• BRIEF
Exclude the pictures, then copy all remaining records exactly.

• SUPPLIED MATERIAL
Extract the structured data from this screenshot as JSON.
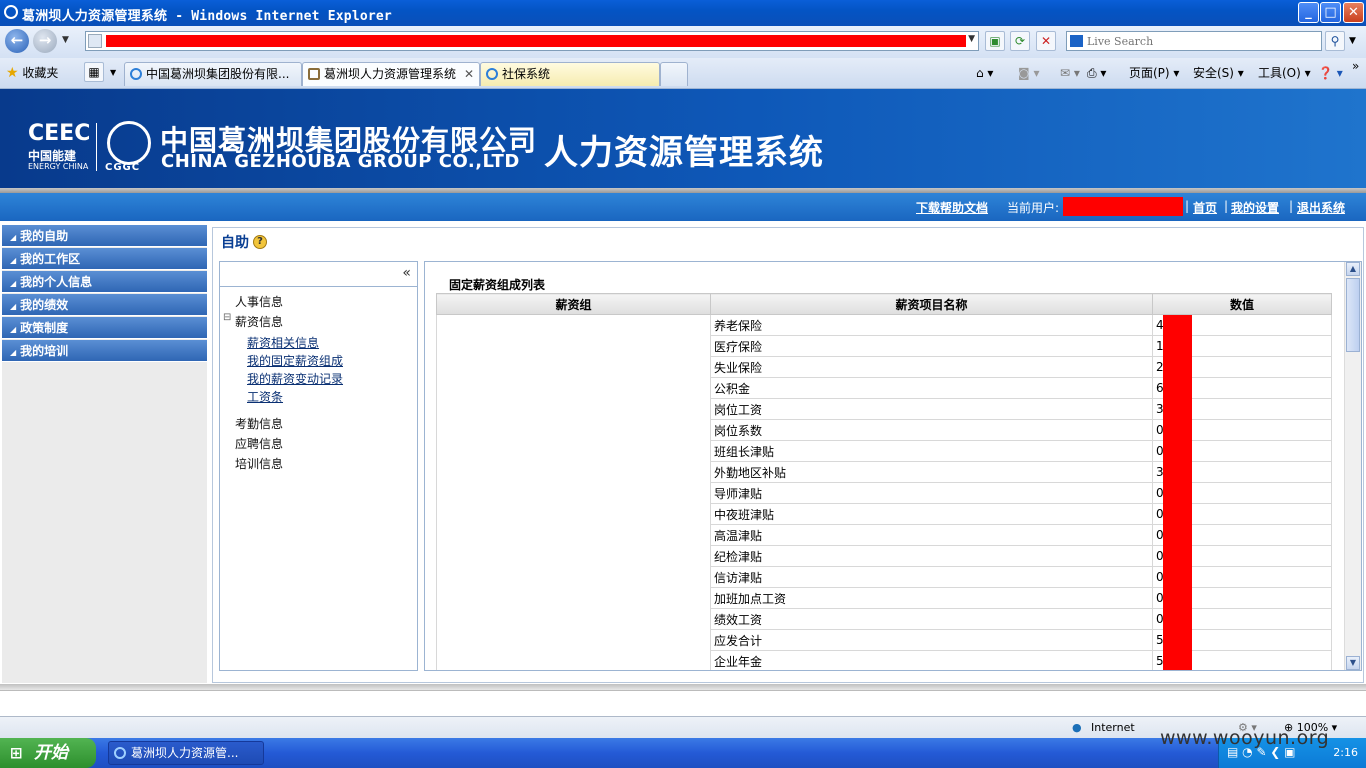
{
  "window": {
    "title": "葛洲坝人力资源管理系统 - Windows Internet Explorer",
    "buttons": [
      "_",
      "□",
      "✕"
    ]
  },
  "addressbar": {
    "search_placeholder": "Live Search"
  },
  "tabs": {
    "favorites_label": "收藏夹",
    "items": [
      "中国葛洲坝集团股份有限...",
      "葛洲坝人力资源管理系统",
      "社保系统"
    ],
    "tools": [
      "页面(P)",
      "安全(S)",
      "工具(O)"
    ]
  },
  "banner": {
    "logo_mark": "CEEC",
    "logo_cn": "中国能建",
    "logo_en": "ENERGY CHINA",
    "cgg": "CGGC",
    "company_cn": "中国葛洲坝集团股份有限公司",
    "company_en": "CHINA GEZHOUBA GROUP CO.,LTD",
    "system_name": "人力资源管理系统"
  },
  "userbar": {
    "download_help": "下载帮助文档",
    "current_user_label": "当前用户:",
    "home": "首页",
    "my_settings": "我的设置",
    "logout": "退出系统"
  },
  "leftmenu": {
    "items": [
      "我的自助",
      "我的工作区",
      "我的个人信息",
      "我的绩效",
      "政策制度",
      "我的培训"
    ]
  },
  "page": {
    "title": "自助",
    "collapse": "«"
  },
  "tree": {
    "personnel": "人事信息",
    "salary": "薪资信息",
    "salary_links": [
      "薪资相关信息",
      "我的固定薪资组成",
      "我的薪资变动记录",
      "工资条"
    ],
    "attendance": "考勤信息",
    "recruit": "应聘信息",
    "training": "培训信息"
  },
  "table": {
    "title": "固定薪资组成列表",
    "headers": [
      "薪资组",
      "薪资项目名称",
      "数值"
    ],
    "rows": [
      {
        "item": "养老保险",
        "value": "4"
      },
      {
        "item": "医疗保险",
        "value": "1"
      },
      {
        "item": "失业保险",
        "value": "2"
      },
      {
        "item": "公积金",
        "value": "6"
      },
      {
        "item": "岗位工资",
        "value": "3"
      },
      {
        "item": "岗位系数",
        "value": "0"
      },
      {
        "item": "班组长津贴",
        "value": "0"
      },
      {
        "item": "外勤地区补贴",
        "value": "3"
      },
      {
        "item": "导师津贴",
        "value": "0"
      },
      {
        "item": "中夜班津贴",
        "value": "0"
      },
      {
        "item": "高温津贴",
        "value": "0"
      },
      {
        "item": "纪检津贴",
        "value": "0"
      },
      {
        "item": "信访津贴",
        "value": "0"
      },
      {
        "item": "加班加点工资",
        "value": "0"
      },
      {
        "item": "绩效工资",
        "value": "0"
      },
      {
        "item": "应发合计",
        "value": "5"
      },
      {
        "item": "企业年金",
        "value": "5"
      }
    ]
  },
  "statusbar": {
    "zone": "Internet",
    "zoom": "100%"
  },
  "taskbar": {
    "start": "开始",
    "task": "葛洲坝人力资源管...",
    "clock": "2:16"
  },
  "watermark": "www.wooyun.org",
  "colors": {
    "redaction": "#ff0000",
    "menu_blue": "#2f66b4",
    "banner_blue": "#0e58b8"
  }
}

• EXPECTED ANSWER
Extract the structured data from this screenshot as JSON.
{
  "window": {
    "title": "葛洲坝人力资源管理系统 - Windows Internet Explorer",
    "buttons": [
      "_",
      "□",
      "✕"
    ]
  },
  "addressbar": {
    "search_placeholder": "Live Search"
  },
  "tabs": {
    "favorites_label": "收藏夹",
    "items": [
      "中国葛洲坝集团股份有限...",
      "葛洲坝人力资源管理系统",
      "社保系统"
    ],
    "tools": [
      "页面(P)",
      "安全(S)",
      "工具(O)"
    ]
  },
  "banner": {
    "logo_mark": "CEEC",
    "logo_cn": "中国能建",
    "logo_en": "ENERGY CHINA",
    "cgg": "CGGC",
    "company_cn": "中国葛洲坝集团股份有限公司",
    "company_en": "CHINA GEZHOUBA GROUP CO.,LTD",
    "system_name": "人力资源管理系统"
  },
  "userbar": {
    "download_help": "下载帮助文档",
    "current_user_label": "当前用户:",
    "home": "首页",
    "my_settings": "我的设置",
    "logout": "退出系统"
  },
  "leftmenu": {
    "items": [
      "我的自助",
      "我的工作区",
      "我的个人信息",
      "我的绩效",
      "政策制度",
      "我的培训"
    ]
  },
  "page": {
    "title": "自助",
    "collapse": "«"
  },
  "tree": {
    "personnel": "人事信息",
    "salary": "薪资信息",
    "salary_links": [
      "薪资相关信息",
      "我的固定薪资组成",
      "我的薪资变动记录",
      "工资条"
    ],
    "attendance": "考勤信息",
    "recruit": "应聘信息",
    "training": "培训信息"
  },
  "table": {
    "title": "固定薪资组成列表",
    "headers": [
      "薪资组",
      "薪资项目名称",
      "数值"
    ],
    "rows": [
      {
        "item": "养老保险",
        "value": "4"
      },
      {
        "item": "医疗保险",
        "value": "1"
      },
      {
        "item": "失业保险",
        "value": "2"
      },
      {
        "item": "公积金",
        "value": "6"
      },
      {
        "item": "岗位工资",
        "value": "3"
      },
      {
        "item": "岗位系数",
        "value": "0"
      },
      {
        "item": "班组长津贴",
        "value": "0"
      },
      {
        "item": "外勤地区补贴",
        "value": "3"
      },
      {
        "item": "导师津贴",
        "value": "0"
      },
      {
        "item": "中夜班津贴",
        "value": "0"
      },
      {
        "item": "高温津贴",
        "value": "0"
      },
      {
        "item": "纪检津贴",
        "value": "0"
      },
      {
        "item": "信访津贴",
        "value": "0"
      },
      {
        "item": "加班加点工资",
        "value": "0"
      },
      {
        "item": "绩效工资",
        "value": "0"
      },
      {
        "item": "应发合计",
        "value": "5"
      },
      {
        "item": "企业年金",
        "value": "5"
      }
    ]
  },
  "statusbar": {
    "zone": "Internet",
    "zoom": "100%"
  },
  "taskbar": {
    "start": "开始",
    "task": "葛洲坝人力资源管...",
    "clock": "2:16"
  },
  "watermark": "www.wooyun.org",
  "colors": {
    "redaction": "#ff0000",
    "menu_blue": "#2f66b4",
    "banner_blue": "#0e58b8"
  }
}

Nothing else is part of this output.